WHAT IS NEEDED: Read the entries below and pull out each line with the string "renewal".

PROVIDED RECORDS:

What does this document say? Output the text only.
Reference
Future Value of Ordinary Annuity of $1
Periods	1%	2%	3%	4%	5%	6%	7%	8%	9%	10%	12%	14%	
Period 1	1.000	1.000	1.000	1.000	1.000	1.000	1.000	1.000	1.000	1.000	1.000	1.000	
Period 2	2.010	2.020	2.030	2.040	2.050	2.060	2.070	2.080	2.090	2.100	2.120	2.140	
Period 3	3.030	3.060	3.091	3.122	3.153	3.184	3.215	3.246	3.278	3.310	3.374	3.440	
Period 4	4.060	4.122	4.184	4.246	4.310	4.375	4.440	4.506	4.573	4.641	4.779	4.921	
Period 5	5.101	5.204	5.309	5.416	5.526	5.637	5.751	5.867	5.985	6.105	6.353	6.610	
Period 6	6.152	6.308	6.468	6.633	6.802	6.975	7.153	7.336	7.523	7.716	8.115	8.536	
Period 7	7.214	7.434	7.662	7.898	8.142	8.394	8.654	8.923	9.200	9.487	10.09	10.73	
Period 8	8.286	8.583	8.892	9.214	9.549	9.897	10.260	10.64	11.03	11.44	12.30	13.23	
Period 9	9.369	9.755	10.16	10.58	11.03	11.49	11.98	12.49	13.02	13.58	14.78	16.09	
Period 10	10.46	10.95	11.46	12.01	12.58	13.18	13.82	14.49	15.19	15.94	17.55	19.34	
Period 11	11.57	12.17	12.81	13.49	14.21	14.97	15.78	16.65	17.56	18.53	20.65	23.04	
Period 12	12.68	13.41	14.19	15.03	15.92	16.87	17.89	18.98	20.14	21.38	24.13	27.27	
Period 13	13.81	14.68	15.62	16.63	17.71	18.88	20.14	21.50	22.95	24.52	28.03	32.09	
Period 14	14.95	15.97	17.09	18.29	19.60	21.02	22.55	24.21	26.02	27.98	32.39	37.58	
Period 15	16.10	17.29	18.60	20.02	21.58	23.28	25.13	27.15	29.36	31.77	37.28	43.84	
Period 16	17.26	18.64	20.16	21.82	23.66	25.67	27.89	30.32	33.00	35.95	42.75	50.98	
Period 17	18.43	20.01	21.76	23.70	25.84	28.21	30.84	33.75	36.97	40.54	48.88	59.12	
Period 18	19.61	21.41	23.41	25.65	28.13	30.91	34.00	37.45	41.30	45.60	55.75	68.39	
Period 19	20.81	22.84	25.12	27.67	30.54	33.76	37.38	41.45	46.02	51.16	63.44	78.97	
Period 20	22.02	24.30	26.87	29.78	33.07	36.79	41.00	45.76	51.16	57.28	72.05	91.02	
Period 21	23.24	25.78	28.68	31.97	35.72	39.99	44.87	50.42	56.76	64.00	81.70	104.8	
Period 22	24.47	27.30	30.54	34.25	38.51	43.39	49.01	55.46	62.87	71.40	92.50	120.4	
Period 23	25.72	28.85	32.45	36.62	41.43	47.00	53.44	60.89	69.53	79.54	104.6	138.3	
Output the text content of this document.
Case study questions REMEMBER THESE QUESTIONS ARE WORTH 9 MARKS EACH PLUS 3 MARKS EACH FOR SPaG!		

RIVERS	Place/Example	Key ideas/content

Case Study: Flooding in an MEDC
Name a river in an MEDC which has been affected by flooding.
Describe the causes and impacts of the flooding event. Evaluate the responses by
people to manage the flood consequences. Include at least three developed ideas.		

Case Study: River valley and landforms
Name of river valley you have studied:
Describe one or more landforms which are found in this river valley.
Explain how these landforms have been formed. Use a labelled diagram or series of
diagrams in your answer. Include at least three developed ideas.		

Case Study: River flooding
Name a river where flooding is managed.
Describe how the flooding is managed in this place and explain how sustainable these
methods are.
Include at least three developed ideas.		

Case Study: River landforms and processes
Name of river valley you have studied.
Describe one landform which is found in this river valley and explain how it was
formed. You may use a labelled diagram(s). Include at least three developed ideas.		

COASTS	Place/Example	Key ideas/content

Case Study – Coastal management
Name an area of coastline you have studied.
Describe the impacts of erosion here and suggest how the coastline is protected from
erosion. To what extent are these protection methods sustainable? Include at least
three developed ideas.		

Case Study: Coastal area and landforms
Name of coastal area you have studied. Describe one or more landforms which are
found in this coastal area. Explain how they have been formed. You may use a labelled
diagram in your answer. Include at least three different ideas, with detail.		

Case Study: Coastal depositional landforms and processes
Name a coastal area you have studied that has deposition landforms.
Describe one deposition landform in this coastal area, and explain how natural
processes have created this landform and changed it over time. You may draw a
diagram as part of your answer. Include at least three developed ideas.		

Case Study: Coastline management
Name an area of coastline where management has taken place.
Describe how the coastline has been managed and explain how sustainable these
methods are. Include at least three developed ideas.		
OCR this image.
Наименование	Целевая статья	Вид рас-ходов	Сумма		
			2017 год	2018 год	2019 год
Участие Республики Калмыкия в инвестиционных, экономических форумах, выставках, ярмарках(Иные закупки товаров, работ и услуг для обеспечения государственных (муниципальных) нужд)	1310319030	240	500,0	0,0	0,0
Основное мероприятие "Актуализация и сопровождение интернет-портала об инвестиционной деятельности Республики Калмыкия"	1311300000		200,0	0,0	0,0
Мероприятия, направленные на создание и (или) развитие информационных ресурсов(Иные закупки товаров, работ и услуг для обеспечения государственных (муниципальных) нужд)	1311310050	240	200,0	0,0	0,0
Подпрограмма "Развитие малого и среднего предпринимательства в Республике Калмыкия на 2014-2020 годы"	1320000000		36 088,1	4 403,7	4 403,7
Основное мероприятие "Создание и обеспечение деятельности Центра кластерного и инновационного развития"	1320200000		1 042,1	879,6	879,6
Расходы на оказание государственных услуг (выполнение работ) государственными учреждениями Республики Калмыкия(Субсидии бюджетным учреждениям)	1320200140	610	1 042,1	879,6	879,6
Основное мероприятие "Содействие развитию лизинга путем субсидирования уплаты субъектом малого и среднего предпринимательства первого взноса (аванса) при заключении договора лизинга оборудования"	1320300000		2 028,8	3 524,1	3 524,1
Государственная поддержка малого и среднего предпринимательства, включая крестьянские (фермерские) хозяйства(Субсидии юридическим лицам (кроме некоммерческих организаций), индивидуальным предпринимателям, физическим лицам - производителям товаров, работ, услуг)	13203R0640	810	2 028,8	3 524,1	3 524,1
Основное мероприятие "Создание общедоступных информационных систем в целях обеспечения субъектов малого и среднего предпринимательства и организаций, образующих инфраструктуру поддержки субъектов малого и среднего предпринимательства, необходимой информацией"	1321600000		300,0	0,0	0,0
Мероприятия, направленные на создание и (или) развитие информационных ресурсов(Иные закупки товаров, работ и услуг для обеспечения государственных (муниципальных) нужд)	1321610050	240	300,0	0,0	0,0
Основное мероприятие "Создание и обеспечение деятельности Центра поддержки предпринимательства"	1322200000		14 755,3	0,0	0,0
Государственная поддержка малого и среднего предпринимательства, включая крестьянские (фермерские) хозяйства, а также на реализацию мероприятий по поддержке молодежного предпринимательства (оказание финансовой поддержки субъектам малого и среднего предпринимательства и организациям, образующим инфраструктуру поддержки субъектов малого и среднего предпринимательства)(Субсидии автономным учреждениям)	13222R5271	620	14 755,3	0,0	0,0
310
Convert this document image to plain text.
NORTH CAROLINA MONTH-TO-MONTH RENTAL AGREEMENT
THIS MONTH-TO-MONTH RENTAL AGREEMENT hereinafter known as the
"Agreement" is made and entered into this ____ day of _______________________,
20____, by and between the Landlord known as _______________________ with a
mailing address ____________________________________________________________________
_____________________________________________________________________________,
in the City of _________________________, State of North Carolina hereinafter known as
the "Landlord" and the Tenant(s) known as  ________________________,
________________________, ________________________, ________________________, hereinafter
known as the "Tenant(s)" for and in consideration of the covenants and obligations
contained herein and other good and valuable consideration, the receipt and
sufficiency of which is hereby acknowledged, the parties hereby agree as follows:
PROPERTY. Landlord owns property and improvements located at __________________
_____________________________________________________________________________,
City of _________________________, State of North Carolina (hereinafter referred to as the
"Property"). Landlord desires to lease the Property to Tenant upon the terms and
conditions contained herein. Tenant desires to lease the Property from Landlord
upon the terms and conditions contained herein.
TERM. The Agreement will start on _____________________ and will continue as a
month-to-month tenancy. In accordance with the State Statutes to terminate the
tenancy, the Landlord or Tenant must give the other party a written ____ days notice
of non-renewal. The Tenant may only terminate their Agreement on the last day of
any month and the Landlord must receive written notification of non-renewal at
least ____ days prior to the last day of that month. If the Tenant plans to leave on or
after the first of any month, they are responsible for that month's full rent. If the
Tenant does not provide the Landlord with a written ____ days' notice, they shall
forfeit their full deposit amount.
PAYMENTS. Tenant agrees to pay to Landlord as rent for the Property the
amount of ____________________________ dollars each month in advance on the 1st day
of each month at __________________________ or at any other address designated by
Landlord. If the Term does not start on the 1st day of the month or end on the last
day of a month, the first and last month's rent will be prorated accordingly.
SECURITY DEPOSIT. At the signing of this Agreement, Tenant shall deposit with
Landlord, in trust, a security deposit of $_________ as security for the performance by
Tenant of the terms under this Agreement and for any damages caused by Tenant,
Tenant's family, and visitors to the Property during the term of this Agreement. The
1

REPLY TO THE TASK:
of non-renewal. The Tenant may only terminate their Agreement on the last day of
any month and the Landlord must receive written notification of non-renewal at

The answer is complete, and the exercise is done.